* What is needed:
For the data below, report the number of lines that contain the string "color" and nothing else.
┌─ Records for this exercise
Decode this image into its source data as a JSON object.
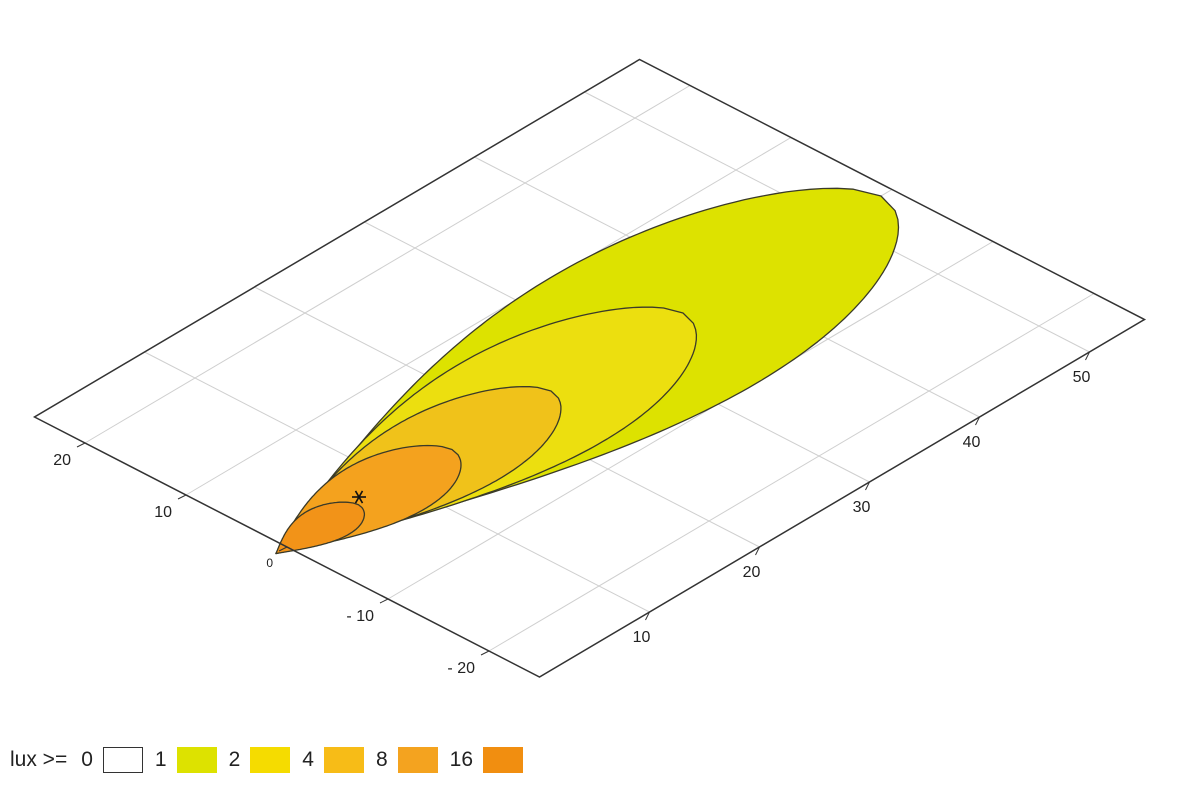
{
  "chart_data": {
    "type": "contour",
    "projection": "isometric ground plane",
    "axes": {
      "lateral": {
        "ticks": [
          "20",
          "10",
          "0",
          "- 10",
          "- 20"
        ],
        "range": [
          -25,
          25
        ]
      },
      "distance": {
        "ticks": [
          "10",
          "20",
          "30",
          "40",
          "50"
        ],
        "range": [
          0,
          55
        ]
      }
    },
    "grid": true,
    "source_marker": {
      "symbol": "*",
      "lateral": 0,
      "distance": 0
    },
    "contours": [
      {
        "threshold": 1,
        "color": "#dde200",
        "lateral_halfwidth": 10.5,
        "distance_range": [
          -1,
          54
        ]
      },
      {
        "threshold": 2,
        "color": "#ecdf0f",
        "lateral_halfwidth": 7.5,
        "distance_range": [
          -1,
          36
        ]
      },
      {
        "threshold": 4,
        "color": "#f0c21a",
        "lateral_halfwidth": 5.3,
        "distance_range": [
          -1,
          24
        ]
      },
      {
        "threshold": 8,
        "color": "#f4a21e",
        "lateral_halfwidth": 4.0,
        "distance_range": [
          -1,
          15
        ]
      },
      {
        "threshold": 16,
        "color": "#f29318",
        "lateral_halfwidth": 2.2,
        "distance_range": [
          -1,
          6.5
        ]
      }
    ],
    "legend": {
      "title": "lux >=",
      "items": [
        {
          "label": "0",
          "color": "#ffffff"
        },
        {
          "label": "1",
          "color": "#dde200"
        },
        {
          "label": "2",
          "color": "#f5dc00"
        },
        {
          "label": "4",
          "color": "#f7bc17"
        },
        {
          "label": "8",
          "color": "#f4a31f"
        },
        {
          "label": "16",
          "color": "#f18e10"
        }
      ]
    }
  }
}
└─
* Response below:
11